TASK DETAILS — Would you retype all of these records exactly?

┏━━

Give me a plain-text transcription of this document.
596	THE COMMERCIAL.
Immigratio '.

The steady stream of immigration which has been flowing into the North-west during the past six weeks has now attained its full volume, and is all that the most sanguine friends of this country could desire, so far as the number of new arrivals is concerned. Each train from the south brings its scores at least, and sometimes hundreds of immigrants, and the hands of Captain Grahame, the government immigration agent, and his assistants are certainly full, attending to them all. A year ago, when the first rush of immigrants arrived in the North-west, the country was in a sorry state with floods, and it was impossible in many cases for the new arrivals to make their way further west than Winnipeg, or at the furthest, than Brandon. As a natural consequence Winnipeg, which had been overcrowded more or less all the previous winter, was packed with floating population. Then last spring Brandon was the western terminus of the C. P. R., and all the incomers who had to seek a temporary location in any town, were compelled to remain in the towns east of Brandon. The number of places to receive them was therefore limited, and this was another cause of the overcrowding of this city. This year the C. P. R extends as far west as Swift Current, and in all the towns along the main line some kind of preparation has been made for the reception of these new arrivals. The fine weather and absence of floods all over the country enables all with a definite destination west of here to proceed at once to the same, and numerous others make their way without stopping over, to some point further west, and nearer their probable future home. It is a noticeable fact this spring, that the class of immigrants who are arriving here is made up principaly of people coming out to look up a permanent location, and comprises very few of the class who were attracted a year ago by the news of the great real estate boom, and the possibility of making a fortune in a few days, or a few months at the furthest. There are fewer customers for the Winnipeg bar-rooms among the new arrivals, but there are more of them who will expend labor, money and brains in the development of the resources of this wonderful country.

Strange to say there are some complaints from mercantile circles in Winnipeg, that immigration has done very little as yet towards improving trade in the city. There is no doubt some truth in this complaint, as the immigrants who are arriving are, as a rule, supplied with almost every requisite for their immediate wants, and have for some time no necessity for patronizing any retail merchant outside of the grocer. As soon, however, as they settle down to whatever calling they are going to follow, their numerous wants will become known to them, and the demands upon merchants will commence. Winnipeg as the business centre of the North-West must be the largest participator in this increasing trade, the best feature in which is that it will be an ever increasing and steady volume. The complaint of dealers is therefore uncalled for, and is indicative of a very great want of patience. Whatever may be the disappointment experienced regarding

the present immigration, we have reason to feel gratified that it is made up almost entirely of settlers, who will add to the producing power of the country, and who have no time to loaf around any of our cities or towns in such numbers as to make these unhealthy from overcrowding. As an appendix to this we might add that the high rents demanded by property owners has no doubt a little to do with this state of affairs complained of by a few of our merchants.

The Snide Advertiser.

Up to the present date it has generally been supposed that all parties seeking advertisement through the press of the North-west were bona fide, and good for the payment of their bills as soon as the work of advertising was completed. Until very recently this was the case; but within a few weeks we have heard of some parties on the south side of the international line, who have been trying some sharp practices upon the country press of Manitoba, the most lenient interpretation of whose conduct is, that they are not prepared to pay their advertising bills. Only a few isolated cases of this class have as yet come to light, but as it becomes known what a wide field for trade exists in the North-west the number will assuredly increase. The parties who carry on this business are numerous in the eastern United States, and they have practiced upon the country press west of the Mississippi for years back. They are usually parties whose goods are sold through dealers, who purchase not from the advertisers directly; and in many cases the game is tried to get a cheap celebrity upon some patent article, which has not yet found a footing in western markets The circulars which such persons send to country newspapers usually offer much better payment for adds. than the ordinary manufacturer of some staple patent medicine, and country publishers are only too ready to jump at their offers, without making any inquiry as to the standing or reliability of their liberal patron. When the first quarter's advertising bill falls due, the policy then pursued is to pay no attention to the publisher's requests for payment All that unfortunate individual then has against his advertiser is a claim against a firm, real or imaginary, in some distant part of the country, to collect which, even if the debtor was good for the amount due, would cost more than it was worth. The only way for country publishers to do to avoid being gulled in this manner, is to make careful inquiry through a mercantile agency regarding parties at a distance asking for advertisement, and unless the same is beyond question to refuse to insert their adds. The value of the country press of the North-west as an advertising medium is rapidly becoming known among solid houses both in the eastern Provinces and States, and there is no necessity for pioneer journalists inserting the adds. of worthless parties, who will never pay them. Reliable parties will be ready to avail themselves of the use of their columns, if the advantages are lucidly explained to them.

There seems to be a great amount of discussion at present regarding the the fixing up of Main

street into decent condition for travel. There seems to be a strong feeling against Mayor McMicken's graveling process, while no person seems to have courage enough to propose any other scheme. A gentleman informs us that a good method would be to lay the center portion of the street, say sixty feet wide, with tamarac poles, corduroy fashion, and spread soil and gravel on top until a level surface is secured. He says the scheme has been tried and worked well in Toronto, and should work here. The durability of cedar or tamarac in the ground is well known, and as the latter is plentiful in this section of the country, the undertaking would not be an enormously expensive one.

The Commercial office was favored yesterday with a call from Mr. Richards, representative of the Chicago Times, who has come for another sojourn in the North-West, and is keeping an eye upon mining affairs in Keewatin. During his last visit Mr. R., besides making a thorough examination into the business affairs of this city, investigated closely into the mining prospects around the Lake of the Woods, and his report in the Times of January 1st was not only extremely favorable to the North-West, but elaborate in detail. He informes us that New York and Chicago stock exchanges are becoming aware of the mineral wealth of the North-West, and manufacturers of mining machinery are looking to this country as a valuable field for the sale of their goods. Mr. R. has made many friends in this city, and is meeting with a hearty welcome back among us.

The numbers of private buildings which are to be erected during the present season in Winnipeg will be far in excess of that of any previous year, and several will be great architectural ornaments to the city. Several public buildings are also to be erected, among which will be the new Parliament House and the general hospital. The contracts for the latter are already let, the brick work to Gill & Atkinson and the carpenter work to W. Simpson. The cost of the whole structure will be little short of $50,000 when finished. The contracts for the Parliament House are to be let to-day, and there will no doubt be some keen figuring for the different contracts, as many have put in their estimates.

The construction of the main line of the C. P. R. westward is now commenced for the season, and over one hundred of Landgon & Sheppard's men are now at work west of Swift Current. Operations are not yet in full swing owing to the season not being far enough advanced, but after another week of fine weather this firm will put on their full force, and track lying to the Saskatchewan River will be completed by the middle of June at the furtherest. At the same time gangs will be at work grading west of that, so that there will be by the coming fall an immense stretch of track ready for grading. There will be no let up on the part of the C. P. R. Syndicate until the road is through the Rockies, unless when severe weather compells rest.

┗━━

TASK ANSWER —
Give me a plain-text transcription of this document.
596	THE COMMERCIAL.
Immigratio '.

The steady stream of immigration which has been flowing into the North-west during the past six weeks has now attained its full volume, and is all that the most sanguine friends of this country could desire, so far as the number of new arrivals is concerned. Each train from the south brings its scores at least, and sometimes hundreds of immigrants, and the hands of Captain Grahame, the government immigration agent, and his assistants are certainly full, attending to them all. A year ago, when the first rush of immigrants arrived in the North-west, the country was in a sorry state with floods, and it was impossible in many cases for the new arrivals to make their way further west than Winnipeg, or at the furthest, than Brandon. As a natural consequence Winnipeg, which had been overcrowded more or less all the previous winter, was packed with floating population. Then last spring Brandon was the western terminus of the C. P. R., and all the incomers who had to seek a temporary location in any town, were compelled to remain in the towns east of Brandon. The number of places to receive them was therefore limited, and this was another cause of the overcrowding of this city. This year the C. P. R extends as far west as Swift Current, and in all the towns along the main line some kind of preparation has been made for the reception of these new arrivals. The fine weather and absence of floods all over the country enables all with a definite destination west of here to proceed at once to the same, and numerous others make their way without stopping over, to some point further west, and nearer their probable future home. It is a noticeable fact this spring, that the class of immigrants who are arriving here is made up principaly of people coming out to look up a permanent location, and comprises very few of the class who were attracted a year ago by the news of the great real estate boom, and the possibility of making a fortune in a few days, or a few months at the furthest. There are fewer customers for the Winnipeg bar-rooms among the new arrivals, but there are more of them who will expend labor, money and brains in the development of the resources of this wonderful country.

Strange to say there are some complaints from mercantile circles in Winnipeg, that immigration has done very little as yet towards improving trade in the city. There is no doubt some truth in this complaint, as the immigrants who are arriving are, as a rule, supplied with almost every requisite for their immediate wants, and have for some time no necessity for patronizing any retail merchant outside of the grocer. As soon, however, as they settle down to whatever calling they are going to follow, their numerous wants will become known to them, and the demands upon merchants will commence. Winnipeg as the business centre of the North-West must be the largest participator in this increasing trade, the best feature in which is that it will be an ever increasing and steady volume. The complaint of dealers is therefore uncalled for, and is indicative of a very great want of patience. Whatever may be the disappointment experienced regarding

the present immigration, we have reason to feel gratified that it is made up almost entirely of settlers, who will add to the producing power of the country, and who have no time to loaf around any of our cities or towns in such numbers as to make these unhealthy from overcrowding. As an appendix to this we might add that the high rents demanded by property owners has no doubt a little to do with this state of affairs complained of by a few of our merchants.

The Snide Advertiser.

Up to the present date it has generally been supposed that all parties seeking advertisement through the press of the North-west were bona fide, and good for the payment of their bills as soon as the work of advertising was completed. Until very recently this was the case; but within a few weeks we have heard of some parties on the south side of the international line, who have been trying some sharp practices upon the country press of Manitoba, the most lenient interpretation of whose conduct is, that they are not prepared to pay their advertising bills. Only a few isolated cases of this class have as yet come to light, but as it becomes known what a wide field for trade exists in the North-west the number will assuredly increase. The parties who carry on this business are numerous in the eastern United States, and they have practiced upon the country press west of the Mississippi for years back. They are usually parties whose goods are sold through dealers, who purchase not from the advertisers directly; and in many cases the game is tried to get a cheap celebrity upon some patent article, which has not yet found a footing in western markets The circulars which such persons send to country newspapers usually offer much better payment for adds. than the ordinary manufacturer of some staple patent medicine, and country publishers are only too ready to jump at their offers, without making any inquiry as to the standing or reliability of their liberal patron. When the first quarter's advertising bill falls due, the policy then pursued is to pay no attention to the publisher's requests for payment All that unfortunate individual then has against his advertiser is a claim against a firm, real or imaginary, in some distant part of the country, to collect which, even if the debtor was good for the amount due, would cost more than it was worth. The only way for country publishers to do to avoid being gulled in this manner, is to make careful inquiry through a mercantile agency regarding parties at a distance asking for advertisement, and unless the same is beyond question to refuse to insert their adds. The value of the country press of the North-west as an advertising medium is rapidly becoming known among solid houses both in the eastern Provinces and States, and there is no necessity for pioneer journalists inserting the adds. of worthless parties, who will never pay them. Reliable parties will be ready to avail themselves of the use of their columns, if the advantages are lucidly explained to them.

There seems to be a great amount of discussion at present regarding the the fixing up of Main

street into decent condition for travel. There seems to be a strong feeling against Mayor McMicken's graveling process, while no person seems to have courage enough to propose any other scheme. A gentleman informs us that a good method would be to lay the center portion of the street, say sixty feet wide, with tamarac poles, corduroy fashion, and spread soil and gravel on top until a level surface is secured. He says the scheme has been tried and worked well in Toronto, and should work here. The durability of cedar or tamarac in the ground is well known, and as the latter is plentiful in this section of the country, the undertaking would not be an enormously expensive one.

The Commercial office was favored yesterday with a call from Mr. Richards, representative of the Chicago Times, who has come for another sojourn in the North-West, and is keeping an eye upon mining affairs in Keewatin. During his last visit Mr. R., besides making a thorough examination into the business affairs of this city, investigated closely into the mining prospects around the Lake of the Woods, and his report in the Times of January 1st was not only extremely favorable to the North-West, but elaborate in detail. He informes us that New York and Chicago stock exchanges are becoming aware of the mineral wealth of the North-West, and manufacturers of mining machinery are looking to this country as a valuable field for the sale of their goods. Mr. R. has made many friends in this city, and is meeting with a hearty welcome back among us.

The numbers of private buildings which are to be erected during the present season in Winnipeg will be far in excess of that of any previous year, and several will be great architectural ornaments to the city. Several public buildings are also to be erected, among which will be the new Parliament House and the general hospital. The contracts for the latter are already let, the brick work to Gill & Atkinson and the carpenter work to W. Simpson. The cost of the whole structure will be little short of $50,000 when finished. The contracts for the Parliament House are to be let to-day, and there will no doubt be some keen figuring for the different contracts, as many have put in their estimates.

The construction of the main line of the C. P. R. westward is now commenced for the season, and over one hundred of Landgon & Sheppard's men are now at work west of Swift Current. Operations are not yet in full swing owing to the season not being far enough advanced, but after another week of fine weather this firm will put on their full force, and track lying to the Saskatchewan River will be completed by the middle of June at the furtherest. At the same time gangs will be at work grading west of that, so that there will be by the coming fall an immense stretch of track ready for grading. There will be no let up on the part of the C. P. R. Syndicate until the road is through the Rockies, unless when severe weather compells rest.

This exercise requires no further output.